§ **TASK INPUT**
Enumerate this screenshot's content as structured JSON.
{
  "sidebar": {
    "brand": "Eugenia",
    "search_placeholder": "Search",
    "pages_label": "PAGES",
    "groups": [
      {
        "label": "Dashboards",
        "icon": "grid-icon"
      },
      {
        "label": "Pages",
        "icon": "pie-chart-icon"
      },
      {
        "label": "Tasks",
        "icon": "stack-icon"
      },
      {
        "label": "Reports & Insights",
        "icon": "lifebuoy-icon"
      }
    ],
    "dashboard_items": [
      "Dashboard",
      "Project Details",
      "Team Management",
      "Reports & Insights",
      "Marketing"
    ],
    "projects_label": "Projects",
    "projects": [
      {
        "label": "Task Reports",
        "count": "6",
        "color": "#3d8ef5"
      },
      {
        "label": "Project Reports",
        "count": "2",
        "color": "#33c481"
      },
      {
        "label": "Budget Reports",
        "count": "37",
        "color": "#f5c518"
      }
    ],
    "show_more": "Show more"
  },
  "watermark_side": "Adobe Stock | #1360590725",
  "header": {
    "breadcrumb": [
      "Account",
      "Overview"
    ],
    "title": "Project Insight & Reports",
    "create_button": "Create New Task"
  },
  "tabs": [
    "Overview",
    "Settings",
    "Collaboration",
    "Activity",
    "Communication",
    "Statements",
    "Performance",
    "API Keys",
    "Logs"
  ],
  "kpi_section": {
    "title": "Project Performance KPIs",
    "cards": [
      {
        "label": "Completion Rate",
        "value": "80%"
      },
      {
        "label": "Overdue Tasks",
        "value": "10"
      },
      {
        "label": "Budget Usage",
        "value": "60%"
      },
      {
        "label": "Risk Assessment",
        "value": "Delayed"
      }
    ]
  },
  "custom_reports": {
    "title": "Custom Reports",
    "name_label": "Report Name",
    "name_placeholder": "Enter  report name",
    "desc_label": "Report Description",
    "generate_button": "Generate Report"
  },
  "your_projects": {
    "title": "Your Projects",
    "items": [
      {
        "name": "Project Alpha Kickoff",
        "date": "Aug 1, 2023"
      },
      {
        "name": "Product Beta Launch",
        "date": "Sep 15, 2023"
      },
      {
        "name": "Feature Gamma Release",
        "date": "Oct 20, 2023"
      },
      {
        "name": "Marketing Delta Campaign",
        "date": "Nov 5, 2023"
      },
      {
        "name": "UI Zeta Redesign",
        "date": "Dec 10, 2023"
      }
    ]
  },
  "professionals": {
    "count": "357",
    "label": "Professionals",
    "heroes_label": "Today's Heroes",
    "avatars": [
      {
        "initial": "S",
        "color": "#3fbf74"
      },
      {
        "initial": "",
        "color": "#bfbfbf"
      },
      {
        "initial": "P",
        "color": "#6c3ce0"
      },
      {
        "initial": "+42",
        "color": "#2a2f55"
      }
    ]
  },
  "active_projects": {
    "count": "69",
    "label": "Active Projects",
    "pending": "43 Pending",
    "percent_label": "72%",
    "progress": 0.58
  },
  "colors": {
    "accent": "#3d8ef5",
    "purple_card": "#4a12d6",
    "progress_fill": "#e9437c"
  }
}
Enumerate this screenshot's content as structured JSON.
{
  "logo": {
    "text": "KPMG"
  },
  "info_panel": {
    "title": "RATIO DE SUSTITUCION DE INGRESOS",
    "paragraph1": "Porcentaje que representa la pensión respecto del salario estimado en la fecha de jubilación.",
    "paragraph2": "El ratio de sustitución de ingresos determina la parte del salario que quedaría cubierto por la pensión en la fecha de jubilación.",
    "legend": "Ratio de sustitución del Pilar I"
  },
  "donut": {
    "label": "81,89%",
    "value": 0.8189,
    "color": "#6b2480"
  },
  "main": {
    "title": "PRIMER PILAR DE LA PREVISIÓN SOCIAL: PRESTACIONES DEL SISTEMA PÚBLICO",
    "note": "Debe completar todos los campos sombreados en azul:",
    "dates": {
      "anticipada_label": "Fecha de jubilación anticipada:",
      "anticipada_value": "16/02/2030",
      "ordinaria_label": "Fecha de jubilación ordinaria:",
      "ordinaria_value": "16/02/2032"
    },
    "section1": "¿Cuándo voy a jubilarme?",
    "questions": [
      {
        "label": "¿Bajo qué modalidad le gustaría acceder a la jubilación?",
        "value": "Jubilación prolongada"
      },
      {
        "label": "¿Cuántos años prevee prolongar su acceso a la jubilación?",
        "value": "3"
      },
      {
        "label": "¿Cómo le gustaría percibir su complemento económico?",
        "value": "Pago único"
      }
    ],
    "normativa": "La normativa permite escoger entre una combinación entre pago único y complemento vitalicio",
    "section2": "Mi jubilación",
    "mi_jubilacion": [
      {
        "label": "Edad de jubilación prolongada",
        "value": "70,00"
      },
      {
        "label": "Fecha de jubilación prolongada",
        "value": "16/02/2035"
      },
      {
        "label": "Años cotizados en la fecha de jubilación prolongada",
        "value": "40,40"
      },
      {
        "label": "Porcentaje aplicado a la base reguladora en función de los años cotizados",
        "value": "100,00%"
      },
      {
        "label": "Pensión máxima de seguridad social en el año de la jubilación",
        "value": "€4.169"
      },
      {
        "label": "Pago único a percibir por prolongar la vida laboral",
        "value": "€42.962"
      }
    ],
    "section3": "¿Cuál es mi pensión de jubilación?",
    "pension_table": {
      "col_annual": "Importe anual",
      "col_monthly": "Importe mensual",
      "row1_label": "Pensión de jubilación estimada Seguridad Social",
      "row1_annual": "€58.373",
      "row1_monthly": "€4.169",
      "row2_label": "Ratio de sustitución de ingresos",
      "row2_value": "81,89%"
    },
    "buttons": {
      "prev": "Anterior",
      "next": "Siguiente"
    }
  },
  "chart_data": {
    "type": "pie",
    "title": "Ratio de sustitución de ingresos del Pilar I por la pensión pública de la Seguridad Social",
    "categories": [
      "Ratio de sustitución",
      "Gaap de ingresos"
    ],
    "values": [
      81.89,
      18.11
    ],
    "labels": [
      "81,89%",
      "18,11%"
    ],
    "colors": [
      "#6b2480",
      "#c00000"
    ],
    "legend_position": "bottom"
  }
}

§ **THE TASK**
Write out the records shown above, exactly as they appear.

§ **TASK ANSWER**
Enumerate this screenshot's content as structured JSON.
{
  "sidebar": {
    "brand": "Eugenia",
    "search_placeholder": "Search",
    "pages_label": "PAGES",
    "groups": [
      {
        "label": "Dashboards",
        "icon": "grid-icon"
      },
      {
        "label": "Pages",
        "icon": "pie-chart-icon"
      },
      {
        "label": "Tasks",
        "icon": "stack-icon"
      },
      {
        "label": "Reports & Insights",
        "icon": "lifebuoy-icon"
      }
    ],
    "dashboard_items": [
      "Dashboard",
      "Project Details",
      "Team Management",
      "Reports & Insights",
      "Marketing"
    ],
    "projects_label": "Projects",
    "projects": [
      {
        "label": "Task Reports",
        "count": "6",
        "color": "#3d8ef5"
      },
      {
        "label": "Project Reports",
        "count": "2",
        "color": "#33c481"
      },
      {
        "label": "Budget Reports",
        "count": "37",
        "color": "#f5c518"
      }
    ],
    "show_more": "Show more"
  },
  "watermark_side": "Adobe Stock | #1360590725",
  "header": {
    "breadcrumb": [
      "Account",
      "Overview"
    ],
    "title": "Project Insight & Reports",
    "create_button": "Create New Task"
  },
  "tabs": [
    "Overview",
    "Settings",
    "Collaboration",
    "Activity",
    "Communication",
    "Statements",
    "Performance",
    "API Keys",
    "Logs"
  ],
  "kpi_section": {
    "title": "Project Performance KPIs",
    "cards": [
      {
        "label": "Completion Rate",
        "value": "80%"
      },
      {
        "label": "Overdue Tasks",
        "value": "10"
      },
      {
        "label": "Budget Usage",
        "value": "60%"
      },
      {
        "label": "Risk Assessment",
        "value": "Delayed"
      }
    ]
  },
  "custom_reports": {
    "title": "Custom Reports",
    "name_label": "Report Name",
    "name_placeholder": "Enter  report name",
    "desc_label": "Report Description",
    "generate_button": "Generate Report"
  },
  "your_projects": {
    "title": "Your Projects",
    "items": [
      {
        "name": "Project Alpha Kickoff",
        "date": "Aug 1, 2023"
      },
      {
        "name": "Product Beta Launch",
        "date": "Sep 15, 2023"
      },
      {
        "name": "Feature Gamma Release",
        "date": "Oct 20, 2023"
      },
      {
        "name": "Marketing Delta Campaign",
        "date": "Nov 5, 2023"
      },
      {
        "name": "UI Zeta Redesign",
        "date": "Dec 10, 2023"
      }
    ]
  },
  "professionals": {
    "count": "357",
    "label": "Professionals",
    "heroes_label": "Today's Heroes",
    "avatars": [
      {
        "initial": "S",
        "color": "#3fbf74"
      },
      {
        "initial": "",
        "color": "#bfbfbf"
      },
      {
        "initial": "P",
        "color": "#6c3ce0"
      },
      {
        "initial": "+42",
        "color": "#2a2f55"
      }
    ]
  },
  "active_projects": {
    "count": "69",
    "label": "Active Projects",
    "pending": "43 Pending",
    "percent_label": "72%",
    "progress": 0.58
  },
  "colors": {
    "accent": "#3d8ef5",
    "purple_card": "#4a12d6",
    "progress_fill": "#e9437c"
  }
}
Enumerate this screenshot's content as structured JSON.
{
  "logo": {
    "text": "KPMG"
  },
  "info_panel": {
    "title": "RATIO DE SUSTITUCION DE INGRESOS",
    "paragraph1": "Porcentaje que representa la pensión respecto del salario estimado en la fecha de jubilación.",
    "paragraph2": "El ratio de sustitución de ingresos determina la parte del salario que quedaría cubierto por la pensión en la fecha de jubilación.",
    "legend": "Ratio de sustitución del Pilar I"
  },
  "donut": {
    "label": "81,89%",
    "value": 0.8189,
    "color": "#6b2480"
  },
  "main": {
    "title": "PRIMER PILAR DE LA PREVISIÓN SOCIAL: PRESTACIONES DEL SISTEMA PÚBLICO",
    "note": "Debe completar todos los campos sombreados en azul:",
    "dates": {
      "anticipada_label": "Fecha de jubilación anticipada:",
      "anticipada_value": "16/02/2030",
      "ordinaria_label": "Fecha de jubilación ordinaria:",
      "ordinaria_value": "16/02/2032"
    },
    "section1": "¿Cuándo voy a jubilarme?",
    "questions": [
      {
        "label": "¿Bajo qué modalidad le gustaría acceder a la jubilación?",
        "value": "Jubilación prolongada"
      },
      {
        "label": "¿Cuántos años prevee prolongar su acceso a la jubilación?",
        "value": "3"
      },
      {
        "label": "¿Cómo le gustaría percibir su complemento económico?",
        "value": "Pago único"
      }
    ],
    "normativa": "La normativa permite escoger entre una combinación entre pago único y complemento vitalicio",
    "section2": "Mi jubilación",
    "mi_jubilacion": [
      {
        "label": "Edad de jubilación prolongada",
        "value": "70,00"
      },
      {
        "label": "Fecha de jubilación prolongada",
        "value": "16/02/2035"
      },
      {
        "label": "Años cotizados en la fecha de jubilación prolongada",
        "value": "40,40"
      },
      {
        "label": "Porcentaje aplicado a la base reguladora en función de los años cotizados",
        "value": "100,00%"
      },
      {
        "label": "Pensión máxima de seguridad social en el año de la jubilación",
        "value": "€4.169"
      },
      {
        "label": "Pago único a percibir por prolongar la vida laboral",
        "value": "€42.962"
      }
    ],
    "section3": "¿Cuál es mi pensión de jubilación?",
    "pension_table": {
      "col_annual": "Importe anual",
      "col_monthly": "Importe mensual",
      "row1_label": "Pensión de jubilación estimada Seguridad Social",
      "row1_annual": "€58.373",
      "row1_monthly": "€4.169",
      "row2_label": "Ratio de sustitución de ingresos",
      "row2_value": "81,89%"
    },
    "buttons": {
      "prev": "Anterior",
      "next": "Siguiente"
    }
  },
  "chart_data": {
    "type": "pie",
    "title": "Ratio de sustitución de ingresos del Pilar I por la pensión pública de la Seguridad Social",
    "categories": [
      "Ratio de sustitución",
      "Gaap de ingresos"
    ],
    "values": [
      81.89,
      18.11
    ],
    "labels": [
      "81,89%",
      "18,11%"
    ],
    "colors": [
      "#6b2480",
      "#c00000"
    ],
    "legend_position": "bottom"
  }
}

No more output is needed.